── Available data

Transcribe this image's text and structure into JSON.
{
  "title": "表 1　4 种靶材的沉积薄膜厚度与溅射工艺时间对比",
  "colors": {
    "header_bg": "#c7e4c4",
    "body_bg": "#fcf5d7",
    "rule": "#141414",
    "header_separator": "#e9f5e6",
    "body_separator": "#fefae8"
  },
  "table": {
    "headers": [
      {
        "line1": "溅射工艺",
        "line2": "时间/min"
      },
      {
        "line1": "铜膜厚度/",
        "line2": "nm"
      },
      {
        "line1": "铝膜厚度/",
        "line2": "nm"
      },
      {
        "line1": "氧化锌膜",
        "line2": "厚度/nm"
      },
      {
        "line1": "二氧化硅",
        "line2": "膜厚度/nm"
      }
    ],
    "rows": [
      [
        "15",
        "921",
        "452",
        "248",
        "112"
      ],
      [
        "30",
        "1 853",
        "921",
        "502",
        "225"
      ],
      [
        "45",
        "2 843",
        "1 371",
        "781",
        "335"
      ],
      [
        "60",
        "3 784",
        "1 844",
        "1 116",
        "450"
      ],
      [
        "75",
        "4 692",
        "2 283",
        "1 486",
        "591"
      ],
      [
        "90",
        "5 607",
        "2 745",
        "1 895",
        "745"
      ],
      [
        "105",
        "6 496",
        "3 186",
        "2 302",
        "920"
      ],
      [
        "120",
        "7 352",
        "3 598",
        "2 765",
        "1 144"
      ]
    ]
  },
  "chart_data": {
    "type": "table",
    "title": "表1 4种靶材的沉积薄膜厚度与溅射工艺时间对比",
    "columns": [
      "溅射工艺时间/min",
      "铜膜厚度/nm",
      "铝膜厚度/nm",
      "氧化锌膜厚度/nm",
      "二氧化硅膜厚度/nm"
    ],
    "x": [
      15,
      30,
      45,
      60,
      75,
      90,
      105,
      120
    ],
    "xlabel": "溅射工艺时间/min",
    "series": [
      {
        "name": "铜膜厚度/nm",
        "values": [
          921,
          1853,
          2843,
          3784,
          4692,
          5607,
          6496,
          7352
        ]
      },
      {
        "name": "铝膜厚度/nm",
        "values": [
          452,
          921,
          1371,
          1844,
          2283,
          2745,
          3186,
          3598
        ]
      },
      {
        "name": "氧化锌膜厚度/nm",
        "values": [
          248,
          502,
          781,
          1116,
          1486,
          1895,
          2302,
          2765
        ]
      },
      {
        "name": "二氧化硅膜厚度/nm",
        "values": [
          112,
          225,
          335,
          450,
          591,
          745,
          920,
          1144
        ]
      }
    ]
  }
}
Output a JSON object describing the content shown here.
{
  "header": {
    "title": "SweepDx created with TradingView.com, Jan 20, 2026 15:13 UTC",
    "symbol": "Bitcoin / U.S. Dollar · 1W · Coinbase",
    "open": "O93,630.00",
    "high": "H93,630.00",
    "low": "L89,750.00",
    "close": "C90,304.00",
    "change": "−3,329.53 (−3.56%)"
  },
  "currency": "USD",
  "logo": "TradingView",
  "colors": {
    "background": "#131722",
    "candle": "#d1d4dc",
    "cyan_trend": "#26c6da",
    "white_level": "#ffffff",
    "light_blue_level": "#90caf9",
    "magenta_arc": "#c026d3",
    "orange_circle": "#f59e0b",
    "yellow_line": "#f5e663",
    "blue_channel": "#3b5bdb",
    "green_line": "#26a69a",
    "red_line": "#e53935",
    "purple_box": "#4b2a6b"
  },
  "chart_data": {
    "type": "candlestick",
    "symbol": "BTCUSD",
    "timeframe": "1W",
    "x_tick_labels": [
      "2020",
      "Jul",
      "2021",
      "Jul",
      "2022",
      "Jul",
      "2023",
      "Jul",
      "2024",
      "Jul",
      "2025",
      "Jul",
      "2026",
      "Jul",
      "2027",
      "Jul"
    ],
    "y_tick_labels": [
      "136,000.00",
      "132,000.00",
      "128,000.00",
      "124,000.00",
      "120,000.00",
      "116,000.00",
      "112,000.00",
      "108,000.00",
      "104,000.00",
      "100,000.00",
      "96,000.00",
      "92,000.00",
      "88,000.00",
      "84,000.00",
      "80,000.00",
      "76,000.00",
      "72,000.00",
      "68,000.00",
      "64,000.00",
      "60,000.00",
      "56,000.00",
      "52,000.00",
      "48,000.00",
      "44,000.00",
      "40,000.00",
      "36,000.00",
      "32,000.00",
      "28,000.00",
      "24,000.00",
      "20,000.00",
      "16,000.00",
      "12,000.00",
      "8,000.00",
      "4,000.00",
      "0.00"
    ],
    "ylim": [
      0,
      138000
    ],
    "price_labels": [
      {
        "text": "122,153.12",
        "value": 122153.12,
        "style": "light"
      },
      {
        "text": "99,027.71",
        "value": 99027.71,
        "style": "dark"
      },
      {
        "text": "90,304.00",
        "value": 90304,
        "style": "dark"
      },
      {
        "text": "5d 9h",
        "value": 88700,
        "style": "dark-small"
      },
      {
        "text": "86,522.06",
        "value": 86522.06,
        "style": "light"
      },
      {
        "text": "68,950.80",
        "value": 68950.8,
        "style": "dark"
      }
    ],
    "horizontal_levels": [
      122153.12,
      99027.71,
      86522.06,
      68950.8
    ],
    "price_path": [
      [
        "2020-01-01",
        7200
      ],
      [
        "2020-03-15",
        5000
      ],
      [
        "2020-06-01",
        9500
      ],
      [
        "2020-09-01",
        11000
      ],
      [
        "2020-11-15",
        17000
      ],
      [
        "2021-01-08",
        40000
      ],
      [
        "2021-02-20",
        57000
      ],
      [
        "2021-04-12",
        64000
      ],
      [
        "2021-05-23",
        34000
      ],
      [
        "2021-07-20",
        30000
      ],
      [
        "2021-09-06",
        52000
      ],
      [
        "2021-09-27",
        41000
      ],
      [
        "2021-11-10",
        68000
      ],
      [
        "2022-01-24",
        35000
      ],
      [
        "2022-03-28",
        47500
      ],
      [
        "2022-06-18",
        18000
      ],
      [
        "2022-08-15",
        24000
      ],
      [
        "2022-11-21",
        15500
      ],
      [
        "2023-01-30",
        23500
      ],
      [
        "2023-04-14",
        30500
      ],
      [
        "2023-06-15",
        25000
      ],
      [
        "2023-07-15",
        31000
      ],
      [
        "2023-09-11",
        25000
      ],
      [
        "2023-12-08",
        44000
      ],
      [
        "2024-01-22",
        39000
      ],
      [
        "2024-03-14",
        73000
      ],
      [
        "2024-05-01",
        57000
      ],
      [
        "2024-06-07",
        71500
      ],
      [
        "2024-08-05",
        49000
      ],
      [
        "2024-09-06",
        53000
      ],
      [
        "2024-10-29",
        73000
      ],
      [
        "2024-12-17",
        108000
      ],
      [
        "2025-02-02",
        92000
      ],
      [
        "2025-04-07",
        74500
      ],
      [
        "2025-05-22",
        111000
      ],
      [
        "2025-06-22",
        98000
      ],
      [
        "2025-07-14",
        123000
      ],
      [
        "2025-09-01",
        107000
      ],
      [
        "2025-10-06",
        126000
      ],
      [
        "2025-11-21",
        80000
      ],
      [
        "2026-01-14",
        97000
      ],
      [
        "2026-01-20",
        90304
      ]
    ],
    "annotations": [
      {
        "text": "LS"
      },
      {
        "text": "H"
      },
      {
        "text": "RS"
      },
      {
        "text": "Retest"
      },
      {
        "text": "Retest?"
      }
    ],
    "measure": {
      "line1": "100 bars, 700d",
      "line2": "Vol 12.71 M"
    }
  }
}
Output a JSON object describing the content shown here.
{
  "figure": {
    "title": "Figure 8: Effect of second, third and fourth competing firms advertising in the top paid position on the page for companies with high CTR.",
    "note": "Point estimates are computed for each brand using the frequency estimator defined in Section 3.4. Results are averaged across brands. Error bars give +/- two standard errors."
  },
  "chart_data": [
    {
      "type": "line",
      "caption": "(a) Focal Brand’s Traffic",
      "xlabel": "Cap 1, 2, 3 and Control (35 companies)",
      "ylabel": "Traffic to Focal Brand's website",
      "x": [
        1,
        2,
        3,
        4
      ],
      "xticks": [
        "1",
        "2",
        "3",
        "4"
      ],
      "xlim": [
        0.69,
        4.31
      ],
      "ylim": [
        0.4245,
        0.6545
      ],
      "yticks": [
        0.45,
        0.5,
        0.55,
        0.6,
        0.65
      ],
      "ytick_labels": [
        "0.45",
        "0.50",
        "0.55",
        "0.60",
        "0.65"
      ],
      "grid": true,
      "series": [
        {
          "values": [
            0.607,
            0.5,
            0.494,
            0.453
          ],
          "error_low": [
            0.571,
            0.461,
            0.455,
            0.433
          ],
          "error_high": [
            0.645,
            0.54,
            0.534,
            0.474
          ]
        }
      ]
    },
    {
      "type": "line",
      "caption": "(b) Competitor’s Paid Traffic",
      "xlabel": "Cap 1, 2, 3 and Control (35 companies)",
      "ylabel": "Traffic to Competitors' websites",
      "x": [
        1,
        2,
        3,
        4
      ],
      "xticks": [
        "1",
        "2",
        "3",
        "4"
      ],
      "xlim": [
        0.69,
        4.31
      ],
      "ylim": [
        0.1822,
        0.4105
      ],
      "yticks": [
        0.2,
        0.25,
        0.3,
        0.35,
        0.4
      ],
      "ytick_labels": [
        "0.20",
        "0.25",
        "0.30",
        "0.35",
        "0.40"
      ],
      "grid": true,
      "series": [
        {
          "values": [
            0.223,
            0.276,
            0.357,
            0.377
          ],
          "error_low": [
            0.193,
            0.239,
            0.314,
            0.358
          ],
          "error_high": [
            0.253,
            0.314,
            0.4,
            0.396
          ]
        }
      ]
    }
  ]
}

────

## Problem to work on
Find the word "title" in the records and pull out each line that has it.

## Solved problem
  "title": "表 1　4 种靶材的沉积薄膜厚度与溅射工艺时间对比",
    "title": "表1 4种靶材的沉积薄膜厚度与溅射工艺时间对比",
    "title": "SweepDx created with TradingView.com, Jan 20, 2026 15:13 UTC",
    "title": "Figure 8: Effect of second, third and fourth competing firms advertising in the top paid position on the page for companies with high CTR.",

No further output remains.